Each line of the material below that holds the word "name" needs to be copied.

-- start --

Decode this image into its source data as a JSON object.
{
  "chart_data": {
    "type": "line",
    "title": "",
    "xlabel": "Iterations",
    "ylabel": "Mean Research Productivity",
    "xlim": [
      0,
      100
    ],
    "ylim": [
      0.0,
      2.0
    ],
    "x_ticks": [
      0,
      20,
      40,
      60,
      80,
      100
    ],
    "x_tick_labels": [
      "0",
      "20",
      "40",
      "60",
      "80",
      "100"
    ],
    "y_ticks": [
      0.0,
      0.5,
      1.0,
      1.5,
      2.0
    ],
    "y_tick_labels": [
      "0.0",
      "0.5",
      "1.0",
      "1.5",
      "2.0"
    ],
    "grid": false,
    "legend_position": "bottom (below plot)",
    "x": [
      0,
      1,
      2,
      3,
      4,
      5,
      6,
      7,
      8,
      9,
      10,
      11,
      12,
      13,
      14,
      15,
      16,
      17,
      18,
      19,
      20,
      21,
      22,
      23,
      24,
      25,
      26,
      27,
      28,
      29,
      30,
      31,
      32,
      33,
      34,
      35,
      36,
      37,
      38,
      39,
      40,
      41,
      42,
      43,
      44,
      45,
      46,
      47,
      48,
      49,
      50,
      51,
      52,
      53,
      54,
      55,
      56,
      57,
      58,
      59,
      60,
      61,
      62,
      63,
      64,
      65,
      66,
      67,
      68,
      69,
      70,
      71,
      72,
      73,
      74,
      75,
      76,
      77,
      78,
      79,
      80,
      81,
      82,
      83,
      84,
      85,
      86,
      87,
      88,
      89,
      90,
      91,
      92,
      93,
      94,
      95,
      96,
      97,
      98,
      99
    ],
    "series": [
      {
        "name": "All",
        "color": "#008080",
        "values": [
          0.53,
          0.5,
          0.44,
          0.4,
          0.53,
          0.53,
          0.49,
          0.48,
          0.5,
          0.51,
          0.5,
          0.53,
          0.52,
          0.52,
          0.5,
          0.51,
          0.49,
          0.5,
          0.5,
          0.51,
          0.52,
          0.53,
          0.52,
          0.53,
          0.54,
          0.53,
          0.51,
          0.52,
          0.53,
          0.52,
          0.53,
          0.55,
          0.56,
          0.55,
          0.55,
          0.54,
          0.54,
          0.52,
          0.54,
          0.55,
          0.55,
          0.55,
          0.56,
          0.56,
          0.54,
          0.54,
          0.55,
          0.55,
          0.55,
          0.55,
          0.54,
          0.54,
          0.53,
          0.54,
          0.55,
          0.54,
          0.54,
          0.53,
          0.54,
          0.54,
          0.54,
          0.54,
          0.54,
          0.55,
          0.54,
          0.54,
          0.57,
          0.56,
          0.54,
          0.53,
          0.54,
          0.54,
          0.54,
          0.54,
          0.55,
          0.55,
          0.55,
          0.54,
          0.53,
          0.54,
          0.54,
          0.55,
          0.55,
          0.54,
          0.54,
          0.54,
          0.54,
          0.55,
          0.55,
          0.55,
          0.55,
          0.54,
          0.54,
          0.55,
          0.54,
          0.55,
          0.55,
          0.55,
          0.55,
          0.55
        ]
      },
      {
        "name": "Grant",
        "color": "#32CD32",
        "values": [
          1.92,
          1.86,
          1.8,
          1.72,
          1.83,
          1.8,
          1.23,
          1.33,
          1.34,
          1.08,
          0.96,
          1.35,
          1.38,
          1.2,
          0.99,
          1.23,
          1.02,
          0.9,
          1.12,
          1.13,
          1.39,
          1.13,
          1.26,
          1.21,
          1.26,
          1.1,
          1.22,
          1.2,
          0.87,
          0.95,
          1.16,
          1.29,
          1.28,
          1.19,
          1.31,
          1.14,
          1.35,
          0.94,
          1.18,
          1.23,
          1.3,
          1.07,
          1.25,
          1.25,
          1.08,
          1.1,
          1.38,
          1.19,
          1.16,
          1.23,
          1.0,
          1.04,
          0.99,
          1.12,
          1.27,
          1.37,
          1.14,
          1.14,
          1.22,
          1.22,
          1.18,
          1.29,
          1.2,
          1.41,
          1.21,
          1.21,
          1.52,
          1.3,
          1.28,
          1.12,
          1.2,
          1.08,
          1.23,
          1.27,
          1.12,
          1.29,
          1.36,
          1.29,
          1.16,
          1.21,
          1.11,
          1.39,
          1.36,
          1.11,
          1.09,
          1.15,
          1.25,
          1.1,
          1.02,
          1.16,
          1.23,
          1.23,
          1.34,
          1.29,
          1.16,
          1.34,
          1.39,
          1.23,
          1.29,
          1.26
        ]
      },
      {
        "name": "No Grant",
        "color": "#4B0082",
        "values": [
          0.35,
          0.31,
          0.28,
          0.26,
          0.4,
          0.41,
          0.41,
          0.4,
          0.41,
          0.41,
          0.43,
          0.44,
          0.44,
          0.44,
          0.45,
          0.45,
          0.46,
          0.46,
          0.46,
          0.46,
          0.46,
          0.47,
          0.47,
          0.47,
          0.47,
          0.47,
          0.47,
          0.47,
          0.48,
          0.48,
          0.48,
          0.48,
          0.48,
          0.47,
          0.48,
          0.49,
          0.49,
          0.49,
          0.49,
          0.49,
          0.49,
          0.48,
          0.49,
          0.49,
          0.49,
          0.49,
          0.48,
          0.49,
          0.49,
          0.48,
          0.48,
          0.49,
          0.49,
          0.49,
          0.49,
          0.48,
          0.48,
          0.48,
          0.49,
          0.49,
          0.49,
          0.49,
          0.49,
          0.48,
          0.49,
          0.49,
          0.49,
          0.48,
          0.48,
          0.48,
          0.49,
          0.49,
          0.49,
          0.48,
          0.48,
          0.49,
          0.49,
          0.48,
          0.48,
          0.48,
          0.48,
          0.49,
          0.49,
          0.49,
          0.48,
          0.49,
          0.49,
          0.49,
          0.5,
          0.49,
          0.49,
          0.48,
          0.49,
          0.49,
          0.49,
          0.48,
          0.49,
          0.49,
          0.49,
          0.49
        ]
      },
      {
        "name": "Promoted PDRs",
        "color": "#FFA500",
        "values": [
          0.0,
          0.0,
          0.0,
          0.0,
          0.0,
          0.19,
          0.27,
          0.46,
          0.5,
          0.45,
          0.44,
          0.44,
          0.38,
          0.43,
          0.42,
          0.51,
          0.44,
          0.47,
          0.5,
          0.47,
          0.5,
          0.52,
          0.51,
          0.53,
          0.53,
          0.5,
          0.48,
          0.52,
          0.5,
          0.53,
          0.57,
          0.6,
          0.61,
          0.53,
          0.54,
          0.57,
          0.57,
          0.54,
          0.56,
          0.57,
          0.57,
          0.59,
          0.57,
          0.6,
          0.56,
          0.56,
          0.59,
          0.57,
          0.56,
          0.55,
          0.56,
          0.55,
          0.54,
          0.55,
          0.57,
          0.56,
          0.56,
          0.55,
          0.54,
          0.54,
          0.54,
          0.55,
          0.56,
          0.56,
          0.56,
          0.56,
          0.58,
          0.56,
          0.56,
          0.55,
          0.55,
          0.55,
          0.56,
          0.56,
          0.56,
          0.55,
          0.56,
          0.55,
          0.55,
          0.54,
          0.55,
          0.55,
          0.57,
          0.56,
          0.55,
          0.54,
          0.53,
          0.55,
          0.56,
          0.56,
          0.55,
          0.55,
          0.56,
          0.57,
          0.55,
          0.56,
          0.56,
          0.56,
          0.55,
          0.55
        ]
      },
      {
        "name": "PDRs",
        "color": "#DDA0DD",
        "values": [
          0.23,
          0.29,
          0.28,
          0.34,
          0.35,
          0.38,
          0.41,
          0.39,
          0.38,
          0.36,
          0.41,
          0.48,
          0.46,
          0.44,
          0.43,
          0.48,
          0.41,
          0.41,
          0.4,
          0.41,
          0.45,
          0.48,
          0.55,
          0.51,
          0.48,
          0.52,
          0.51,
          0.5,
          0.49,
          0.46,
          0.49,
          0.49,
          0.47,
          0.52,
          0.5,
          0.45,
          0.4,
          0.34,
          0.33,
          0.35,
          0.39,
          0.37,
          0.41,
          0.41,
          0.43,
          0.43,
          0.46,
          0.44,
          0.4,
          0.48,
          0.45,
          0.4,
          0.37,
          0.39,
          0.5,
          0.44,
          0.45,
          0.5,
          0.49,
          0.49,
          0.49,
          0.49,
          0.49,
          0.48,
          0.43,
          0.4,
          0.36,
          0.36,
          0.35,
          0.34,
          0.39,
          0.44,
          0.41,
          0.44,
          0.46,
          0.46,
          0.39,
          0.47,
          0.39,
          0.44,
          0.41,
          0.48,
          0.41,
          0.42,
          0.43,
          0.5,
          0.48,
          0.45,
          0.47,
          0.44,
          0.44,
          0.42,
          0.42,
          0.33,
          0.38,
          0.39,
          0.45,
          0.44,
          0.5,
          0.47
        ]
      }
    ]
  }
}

-- end --

→ Output:
        "name": "All",
        "name": "Grant",
        "name": "No Grant",
        "name": "Promoted PDRs",
        "name": "PDRs",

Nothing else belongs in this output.